** What is expected **
Collect every line of the records below that contains the word "Step".

** Records provided **
----

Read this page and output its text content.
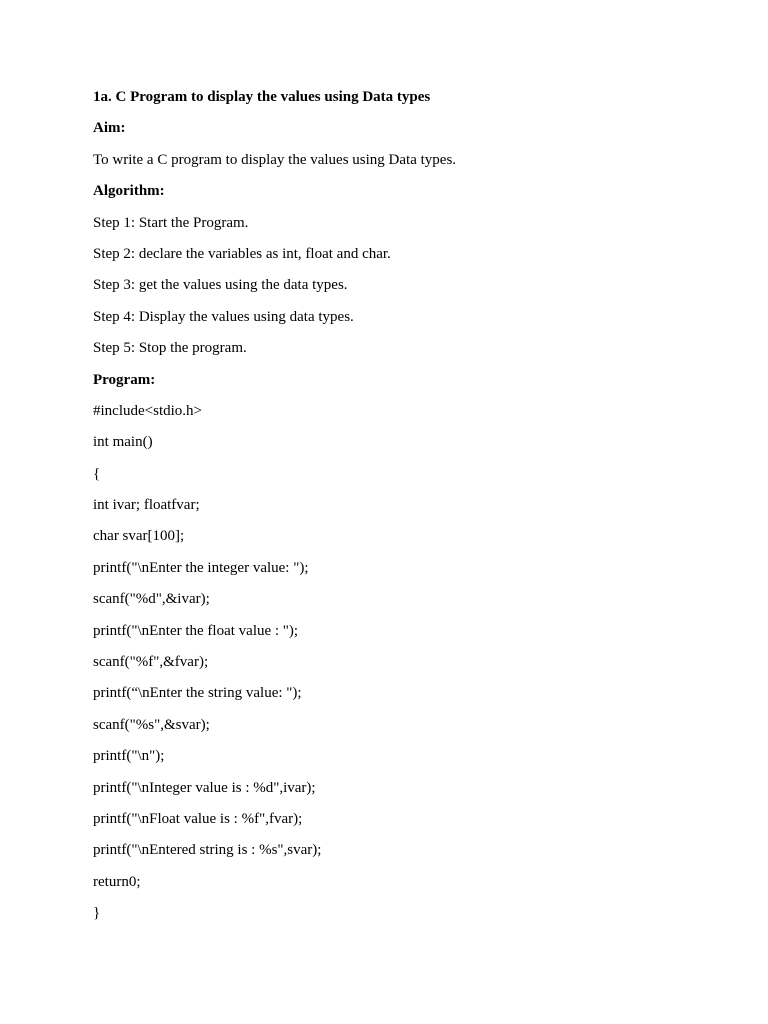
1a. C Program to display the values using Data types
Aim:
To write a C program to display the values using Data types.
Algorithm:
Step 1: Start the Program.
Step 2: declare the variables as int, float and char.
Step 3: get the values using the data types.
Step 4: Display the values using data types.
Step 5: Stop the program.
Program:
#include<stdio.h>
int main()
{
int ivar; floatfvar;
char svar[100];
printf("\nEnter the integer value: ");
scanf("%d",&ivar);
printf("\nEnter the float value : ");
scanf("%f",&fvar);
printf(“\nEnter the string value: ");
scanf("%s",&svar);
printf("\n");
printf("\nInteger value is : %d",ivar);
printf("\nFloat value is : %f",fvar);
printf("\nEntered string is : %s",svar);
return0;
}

----

** Solution to this exercise **
Step 1: Start the Program.
Step 2: declare the variables as int, float and char.
Step 3: get the values using the data types.
Step 4: Display the values using data types.
Step 5: Stop the program.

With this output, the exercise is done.